Records from a data collection
* * * * *

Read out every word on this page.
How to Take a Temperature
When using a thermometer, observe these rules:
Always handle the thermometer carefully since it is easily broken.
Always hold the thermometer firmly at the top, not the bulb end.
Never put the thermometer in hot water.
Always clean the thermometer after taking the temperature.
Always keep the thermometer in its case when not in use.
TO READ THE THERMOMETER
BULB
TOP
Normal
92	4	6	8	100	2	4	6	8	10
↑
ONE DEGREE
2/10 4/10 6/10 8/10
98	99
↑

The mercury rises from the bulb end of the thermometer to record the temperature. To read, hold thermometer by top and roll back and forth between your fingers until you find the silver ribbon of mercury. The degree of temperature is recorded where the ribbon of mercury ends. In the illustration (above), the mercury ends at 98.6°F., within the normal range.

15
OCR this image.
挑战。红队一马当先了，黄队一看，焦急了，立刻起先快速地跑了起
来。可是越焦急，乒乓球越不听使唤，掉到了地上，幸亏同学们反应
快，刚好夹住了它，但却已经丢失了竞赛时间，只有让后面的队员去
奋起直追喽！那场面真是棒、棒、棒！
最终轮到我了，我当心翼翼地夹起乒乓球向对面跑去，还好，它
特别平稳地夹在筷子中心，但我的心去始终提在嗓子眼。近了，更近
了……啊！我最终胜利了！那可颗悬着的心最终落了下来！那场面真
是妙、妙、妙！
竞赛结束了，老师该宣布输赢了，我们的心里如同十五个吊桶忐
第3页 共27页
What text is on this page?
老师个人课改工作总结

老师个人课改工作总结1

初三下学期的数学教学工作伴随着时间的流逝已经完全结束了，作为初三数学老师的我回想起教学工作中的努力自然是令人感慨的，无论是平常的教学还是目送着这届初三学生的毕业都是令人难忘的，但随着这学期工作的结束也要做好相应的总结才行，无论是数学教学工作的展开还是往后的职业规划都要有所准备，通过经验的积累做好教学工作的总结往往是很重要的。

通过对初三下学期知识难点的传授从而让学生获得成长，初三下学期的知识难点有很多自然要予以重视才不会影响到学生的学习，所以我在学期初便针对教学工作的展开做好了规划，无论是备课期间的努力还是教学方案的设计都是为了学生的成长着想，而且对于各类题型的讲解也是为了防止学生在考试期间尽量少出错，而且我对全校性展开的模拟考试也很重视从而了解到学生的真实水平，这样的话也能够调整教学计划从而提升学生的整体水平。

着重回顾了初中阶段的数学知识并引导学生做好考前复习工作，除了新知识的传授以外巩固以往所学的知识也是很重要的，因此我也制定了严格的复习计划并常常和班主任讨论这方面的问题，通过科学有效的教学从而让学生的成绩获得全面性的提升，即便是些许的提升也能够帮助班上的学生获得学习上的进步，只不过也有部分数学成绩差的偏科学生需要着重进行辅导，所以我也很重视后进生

* * * * *

Brief>
Each line above must be reproduced exactly as it stands.

Result of the task>
Read out every word on this page.
How to Take a Temperature
When using a thermometer, observe these rules:
Always handle the thermometer carefully since it is easily broken.
Always hold the thermometer firmly at the top, not the bulb end.
Never put the thermometer in hot water.
Always clean the thermometer after taking the temperature.
Always keep the thermometer in its case when not in use.
TO READ THE THERMOMETER
BULB
TOP
Normal
92	4	6	8	100	2	4	6	8	10
↑
ONE DEGREE
2/10 4/10 6/10 8/10
98	99
↑

The mercury rises from the bulb end of the thermometer to record the temperature. To read, hold thermometer by top and roll back and forth between your fingers until you find the silver ribbon of mercury. The degree of temperature is recorded where the ribbon of mercury ends. In the illustration (above), the mercury ends at 98.6°F., within the normal range.

15
OCR this image.
挑战。红队一马当先了，黄队一看，焦急了，立刻起先快速地跑了起
来。可是越焦急，乒乓球越不听使唤，掉到了地上，幸亏同学们反应
快，刚好夹住了它，但却已经丢失了竞赛时间，只有让后面的队员去
奋起直追喽！那场面真是棒、棒、棒！
最终轮到我了，我当心翼翼地夹起乒乓球向对面跑去，还好，它
特别平稳地夹在筷子中心，但我的心去始终提在嗓子眼。近了，更近
了……啊！我最终胜利了！那可颗悬着的心最终落了下来！那场面真
是妙、妙、妙！
竞赛结束了，老师该宣布输赢了，我们的心里如同十五个吊桶忐
第3页 共27页
What text is on this page?
老师个人课改工作总结

老师个人课改工作总结1

初三下学期的数学教学工作伴随着时间的流逝已经完全结束了，作为初三数学老师的我回想起教学工作中的努力自然是令人感慨的，无论是平常的教学还是目送着这届初三学生的毕业都是令人难忘的，但随着这学期工作的结束也要做好相应的总结才行，无论是数学教学工作的展开还是往后的职业规划都要有所准备，通过经验的积累做好教学工作的总结往往是很重要的。

通过对初三下学期知识难点的传授从而让学生获得成长，初三下学期的知识难点有很多自然要予以重视才不会影响到学生的学习，所以我在学期初便针对教学工作的展开做好了规划，无论是备课期间的努力还是教学方案的设计都是为了学生的成长着想，而且对于各类题型的讲解也是为了防止学生在考试期间尽量少出错，而且我对全校性展开的模拟考试也很重视从而了解到学生的真实水平，这样的话也能够调整教学计划从而提升学生的整体水平。

着重回顾了初中阶段的数学知识并引导学生做好考前复习工作，除了新知识的传授以外巩固以往所学的知识也是很重要的，因此我也制定了严格的复习计划并常常和班主任讨论这方面的问题，通过科学有效的教学从而让学生的成绩获得全面性的提升，即便是些许的提升也能够帮助班上的学生获得学习上的进步，只不过也有部分数学成绩差的偏科学生需要着重进行辅导，所以我也很重视后进生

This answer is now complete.